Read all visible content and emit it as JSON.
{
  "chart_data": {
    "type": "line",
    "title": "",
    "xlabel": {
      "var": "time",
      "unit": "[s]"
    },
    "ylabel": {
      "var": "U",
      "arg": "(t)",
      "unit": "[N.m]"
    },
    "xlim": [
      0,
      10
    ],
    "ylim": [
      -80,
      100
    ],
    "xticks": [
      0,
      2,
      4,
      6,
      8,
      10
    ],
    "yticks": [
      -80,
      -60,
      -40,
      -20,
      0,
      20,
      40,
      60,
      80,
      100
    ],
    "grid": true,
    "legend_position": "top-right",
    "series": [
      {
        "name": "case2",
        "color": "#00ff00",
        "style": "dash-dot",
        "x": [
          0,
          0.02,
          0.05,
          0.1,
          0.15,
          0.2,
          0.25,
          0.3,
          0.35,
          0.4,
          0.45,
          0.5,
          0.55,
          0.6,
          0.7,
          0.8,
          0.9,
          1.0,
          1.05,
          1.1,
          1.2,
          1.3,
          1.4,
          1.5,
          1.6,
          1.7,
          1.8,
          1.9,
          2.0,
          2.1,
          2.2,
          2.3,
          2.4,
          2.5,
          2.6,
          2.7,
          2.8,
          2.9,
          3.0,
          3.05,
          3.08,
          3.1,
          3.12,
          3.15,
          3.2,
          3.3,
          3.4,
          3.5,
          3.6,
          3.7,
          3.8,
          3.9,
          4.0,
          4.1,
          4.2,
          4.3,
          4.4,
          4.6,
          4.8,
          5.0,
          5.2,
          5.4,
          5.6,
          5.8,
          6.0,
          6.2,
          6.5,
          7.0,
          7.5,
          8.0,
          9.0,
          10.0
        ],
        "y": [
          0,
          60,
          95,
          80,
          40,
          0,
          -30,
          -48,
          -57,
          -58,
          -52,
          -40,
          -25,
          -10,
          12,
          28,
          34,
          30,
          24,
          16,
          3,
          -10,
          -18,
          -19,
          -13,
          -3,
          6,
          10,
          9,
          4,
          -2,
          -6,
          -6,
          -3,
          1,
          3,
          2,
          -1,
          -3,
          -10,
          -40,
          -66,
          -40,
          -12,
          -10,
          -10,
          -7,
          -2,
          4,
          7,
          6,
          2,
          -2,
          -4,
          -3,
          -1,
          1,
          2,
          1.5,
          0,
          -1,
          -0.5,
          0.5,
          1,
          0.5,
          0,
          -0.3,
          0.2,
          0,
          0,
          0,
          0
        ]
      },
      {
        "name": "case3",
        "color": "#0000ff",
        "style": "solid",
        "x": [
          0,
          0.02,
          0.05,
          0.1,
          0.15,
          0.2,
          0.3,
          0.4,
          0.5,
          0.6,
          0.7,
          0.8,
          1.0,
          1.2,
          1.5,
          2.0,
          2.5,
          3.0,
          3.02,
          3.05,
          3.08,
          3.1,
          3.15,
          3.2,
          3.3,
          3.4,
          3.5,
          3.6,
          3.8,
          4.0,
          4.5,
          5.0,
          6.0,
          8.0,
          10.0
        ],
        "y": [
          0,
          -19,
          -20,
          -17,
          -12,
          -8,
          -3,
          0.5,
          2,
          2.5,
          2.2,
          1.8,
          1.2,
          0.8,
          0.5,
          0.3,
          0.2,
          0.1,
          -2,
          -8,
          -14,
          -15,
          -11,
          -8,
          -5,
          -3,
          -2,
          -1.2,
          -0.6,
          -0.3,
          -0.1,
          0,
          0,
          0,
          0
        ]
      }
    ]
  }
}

::::::::

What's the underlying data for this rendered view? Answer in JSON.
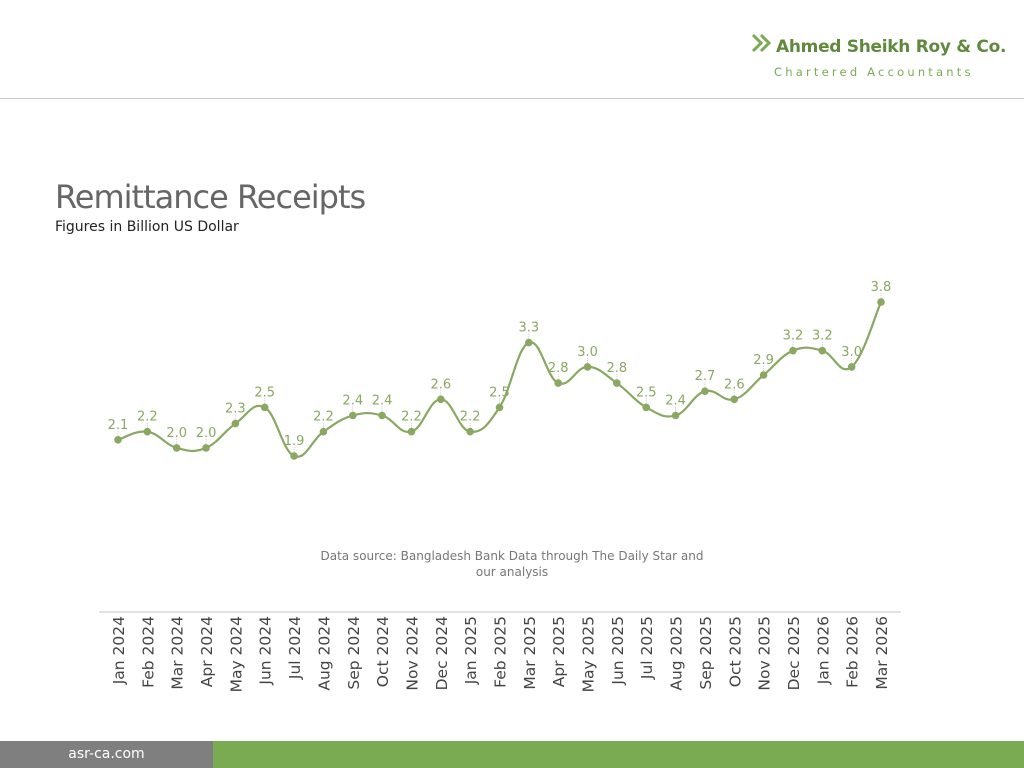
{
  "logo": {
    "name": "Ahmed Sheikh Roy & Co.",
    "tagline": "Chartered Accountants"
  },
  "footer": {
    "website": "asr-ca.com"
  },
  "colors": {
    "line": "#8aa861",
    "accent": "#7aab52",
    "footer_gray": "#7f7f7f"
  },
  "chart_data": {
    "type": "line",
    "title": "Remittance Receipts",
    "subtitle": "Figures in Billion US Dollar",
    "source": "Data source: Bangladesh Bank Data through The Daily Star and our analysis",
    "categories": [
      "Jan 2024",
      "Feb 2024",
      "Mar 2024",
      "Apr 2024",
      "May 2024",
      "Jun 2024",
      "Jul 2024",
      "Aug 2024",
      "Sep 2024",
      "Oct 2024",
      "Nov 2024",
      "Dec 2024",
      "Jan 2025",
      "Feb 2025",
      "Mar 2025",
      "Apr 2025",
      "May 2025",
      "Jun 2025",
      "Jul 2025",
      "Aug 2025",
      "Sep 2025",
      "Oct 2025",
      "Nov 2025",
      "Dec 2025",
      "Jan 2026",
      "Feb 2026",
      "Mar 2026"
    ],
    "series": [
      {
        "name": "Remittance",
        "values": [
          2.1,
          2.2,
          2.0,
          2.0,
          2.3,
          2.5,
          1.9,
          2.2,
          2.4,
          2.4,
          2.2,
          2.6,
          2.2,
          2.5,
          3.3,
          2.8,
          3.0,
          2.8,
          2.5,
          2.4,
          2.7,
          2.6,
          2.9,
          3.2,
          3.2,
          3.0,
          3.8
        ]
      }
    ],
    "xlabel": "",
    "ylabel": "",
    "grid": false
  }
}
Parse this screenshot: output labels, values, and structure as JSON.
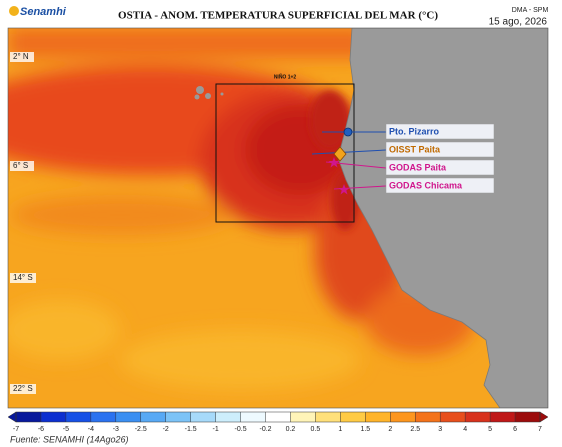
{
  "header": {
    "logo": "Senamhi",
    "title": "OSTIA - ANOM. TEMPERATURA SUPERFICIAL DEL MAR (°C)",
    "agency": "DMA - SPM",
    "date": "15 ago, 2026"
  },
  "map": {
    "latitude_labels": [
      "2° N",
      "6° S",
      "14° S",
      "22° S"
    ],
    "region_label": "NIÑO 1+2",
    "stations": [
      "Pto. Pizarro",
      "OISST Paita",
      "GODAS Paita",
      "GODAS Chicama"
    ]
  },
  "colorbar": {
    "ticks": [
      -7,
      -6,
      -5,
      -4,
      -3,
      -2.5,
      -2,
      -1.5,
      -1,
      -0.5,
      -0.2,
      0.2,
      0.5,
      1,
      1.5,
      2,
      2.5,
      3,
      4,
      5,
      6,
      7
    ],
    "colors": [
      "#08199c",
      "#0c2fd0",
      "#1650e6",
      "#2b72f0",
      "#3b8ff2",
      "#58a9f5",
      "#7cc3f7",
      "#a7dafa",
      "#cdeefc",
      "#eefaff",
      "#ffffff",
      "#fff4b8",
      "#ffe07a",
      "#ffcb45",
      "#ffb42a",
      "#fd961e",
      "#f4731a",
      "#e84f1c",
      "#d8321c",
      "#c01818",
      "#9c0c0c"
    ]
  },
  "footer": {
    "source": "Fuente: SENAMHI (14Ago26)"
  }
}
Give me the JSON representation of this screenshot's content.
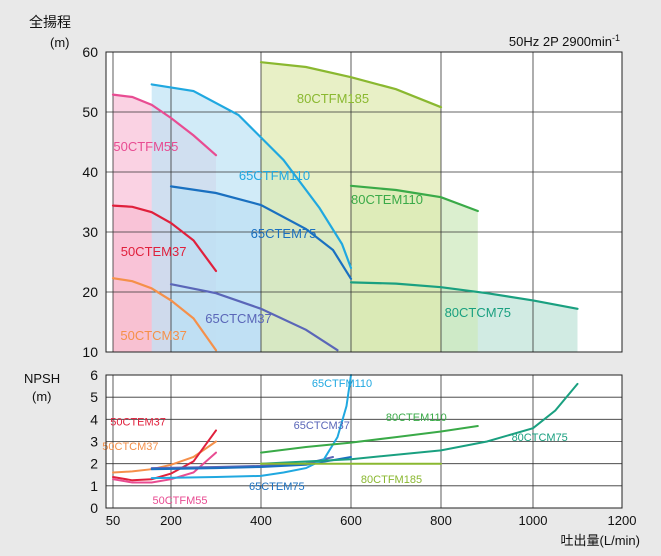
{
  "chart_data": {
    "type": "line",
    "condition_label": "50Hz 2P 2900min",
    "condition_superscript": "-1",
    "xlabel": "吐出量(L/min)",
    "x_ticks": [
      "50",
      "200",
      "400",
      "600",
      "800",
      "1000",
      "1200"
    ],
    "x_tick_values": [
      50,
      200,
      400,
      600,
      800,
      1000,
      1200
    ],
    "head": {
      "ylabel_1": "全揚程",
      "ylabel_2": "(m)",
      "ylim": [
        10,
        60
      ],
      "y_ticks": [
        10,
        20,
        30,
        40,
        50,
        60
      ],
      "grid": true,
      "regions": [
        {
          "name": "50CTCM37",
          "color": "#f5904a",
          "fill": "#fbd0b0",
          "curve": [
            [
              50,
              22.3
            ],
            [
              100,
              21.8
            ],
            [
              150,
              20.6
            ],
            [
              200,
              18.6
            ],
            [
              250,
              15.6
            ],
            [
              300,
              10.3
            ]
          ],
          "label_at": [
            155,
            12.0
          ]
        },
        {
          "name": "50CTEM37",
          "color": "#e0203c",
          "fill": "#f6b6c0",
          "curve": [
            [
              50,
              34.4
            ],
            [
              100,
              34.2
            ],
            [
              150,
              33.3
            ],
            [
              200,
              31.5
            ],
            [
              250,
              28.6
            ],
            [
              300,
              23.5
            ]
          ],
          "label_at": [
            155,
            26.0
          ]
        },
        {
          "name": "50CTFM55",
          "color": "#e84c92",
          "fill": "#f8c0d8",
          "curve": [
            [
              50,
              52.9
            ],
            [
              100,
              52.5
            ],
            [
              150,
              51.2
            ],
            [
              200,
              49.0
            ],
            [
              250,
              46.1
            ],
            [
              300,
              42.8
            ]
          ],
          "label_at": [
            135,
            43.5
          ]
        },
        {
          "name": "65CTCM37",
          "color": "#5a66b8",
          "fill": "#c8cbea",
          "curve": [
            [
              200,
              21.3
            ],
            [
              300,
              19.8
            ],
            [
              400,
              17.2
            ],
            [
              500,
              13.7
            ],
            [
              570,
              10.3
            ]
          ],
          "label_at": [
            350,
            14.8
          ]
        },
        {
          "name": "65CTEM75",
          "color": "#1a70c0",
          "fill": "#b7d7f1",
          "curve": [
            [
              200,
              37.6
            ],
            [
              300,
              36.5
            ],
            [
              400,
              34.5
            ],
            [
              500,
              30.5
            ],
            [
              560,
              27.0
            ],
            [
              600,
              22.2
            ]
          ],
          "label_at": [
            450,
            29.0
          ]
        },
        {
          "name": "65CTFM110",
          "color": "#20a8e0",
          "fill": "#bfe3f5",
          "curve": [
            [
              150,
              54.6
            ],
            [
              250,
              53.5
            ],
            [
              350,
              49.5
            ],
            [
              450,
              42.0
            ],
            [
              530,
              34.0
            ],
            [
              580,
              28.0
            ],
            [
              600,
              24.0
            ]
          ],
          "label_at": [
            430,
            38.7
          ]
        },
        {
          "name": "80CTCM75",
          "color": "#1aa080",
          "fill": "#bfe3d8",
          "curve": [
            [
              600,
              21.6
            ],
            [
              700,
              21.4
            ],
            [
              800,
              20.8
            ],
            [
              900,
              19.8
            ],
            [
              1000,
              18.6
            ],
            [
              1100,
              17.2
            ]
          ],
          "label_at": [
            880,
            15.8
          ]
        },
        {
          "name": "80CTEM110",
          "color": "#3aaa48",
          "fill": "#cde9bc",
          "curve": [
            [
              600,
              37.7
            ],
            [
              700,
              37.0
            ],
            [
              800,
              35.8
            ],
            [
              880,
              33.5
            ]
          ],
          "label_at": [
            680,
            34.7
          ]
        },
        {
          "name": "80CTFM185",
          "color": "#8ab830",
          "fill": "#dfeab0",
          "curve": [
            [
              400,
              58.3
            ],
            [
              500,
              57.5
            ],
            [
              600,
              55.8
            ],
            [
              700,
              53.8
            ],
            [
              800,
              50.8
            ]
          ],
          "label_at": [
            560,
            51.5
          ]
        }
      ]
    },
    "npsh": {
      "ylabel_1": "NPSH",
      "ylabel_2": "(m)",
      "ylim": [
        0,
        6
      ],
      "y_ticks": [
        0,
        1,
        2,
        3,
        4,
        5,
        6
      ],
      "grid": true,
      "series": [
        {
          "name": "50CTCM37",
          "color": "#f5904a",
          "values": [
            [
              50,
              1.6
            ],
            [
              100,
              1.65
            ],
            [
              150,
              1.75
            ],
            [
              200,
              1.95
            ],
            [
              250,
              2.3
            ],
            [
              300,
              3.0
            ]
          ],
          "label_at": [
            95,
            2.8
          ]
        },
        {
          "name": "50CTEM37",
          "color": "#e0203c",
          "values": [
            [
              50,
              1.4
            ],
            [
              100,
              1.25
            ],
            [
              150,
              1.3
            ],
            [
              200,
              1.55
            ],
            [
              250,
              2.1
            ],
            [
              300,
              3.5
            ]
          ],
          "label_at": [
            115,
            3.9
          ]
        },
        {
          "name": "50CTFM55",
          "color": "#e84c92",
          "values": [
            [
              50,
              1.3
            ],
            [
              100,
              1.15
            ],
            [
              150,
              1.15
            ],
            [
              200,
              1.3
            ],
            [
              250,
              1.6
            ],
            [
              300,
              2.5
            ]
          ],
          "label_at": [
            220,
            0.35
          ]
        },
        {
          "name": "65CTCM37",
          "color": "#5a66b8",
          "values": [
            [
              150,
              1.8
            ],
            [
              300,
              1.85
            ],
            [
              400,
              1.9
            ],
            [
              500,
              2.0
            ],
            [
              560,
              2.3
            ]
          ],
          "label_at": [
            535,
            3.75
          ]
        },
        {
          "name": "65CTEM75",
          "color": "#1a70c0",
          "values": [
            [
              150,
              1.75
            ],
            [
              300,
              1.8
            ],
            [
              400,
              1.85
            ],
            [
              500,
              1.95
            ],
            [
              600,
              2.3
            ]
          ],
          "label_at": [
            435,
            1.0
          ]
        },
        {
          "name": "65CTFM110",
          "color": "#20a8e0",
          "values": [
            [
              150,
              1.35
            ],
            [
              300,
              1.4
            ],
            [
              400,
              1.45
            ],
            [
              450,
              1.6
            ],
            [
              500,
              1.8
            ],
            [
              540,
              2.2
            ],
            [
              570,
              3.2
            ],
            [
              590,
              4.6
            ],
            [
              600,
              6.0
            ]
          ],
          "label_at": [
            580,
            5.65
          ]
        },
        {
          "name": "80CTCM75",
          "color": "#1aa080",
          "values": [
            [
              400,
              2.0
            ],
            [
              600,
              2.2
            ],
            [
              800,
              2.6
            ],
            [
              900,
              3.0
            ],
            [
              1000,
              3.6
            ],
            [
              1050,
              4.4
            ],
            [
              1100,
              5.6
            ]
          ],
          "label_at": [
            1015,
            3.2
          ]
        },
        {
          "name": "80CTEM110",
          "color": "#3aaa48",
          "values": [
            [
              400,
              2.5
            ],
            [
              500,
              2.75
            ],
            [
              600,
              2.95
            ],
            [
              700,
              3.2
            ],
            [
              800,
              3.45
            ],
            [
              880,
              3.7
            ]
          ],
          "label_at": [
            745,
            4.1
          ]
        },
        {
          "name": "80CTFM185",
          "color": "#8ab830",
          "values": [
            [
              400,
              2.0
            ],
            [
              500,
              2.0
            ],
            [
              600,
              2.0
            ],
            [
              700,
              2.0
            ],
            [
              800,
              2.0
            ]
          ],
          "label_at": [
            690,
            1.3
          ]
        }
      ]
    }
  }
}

::::::::

_SHORT TASK_
Copy out every line where the word "this" occurs.

_EXPECTED ANSWER_
What's the underlying data for this rendered view? Answer in JSON.
Parse this screenshot: output labels, values, and structure as JSON.
Give me the JSON representation of this screenshot's content.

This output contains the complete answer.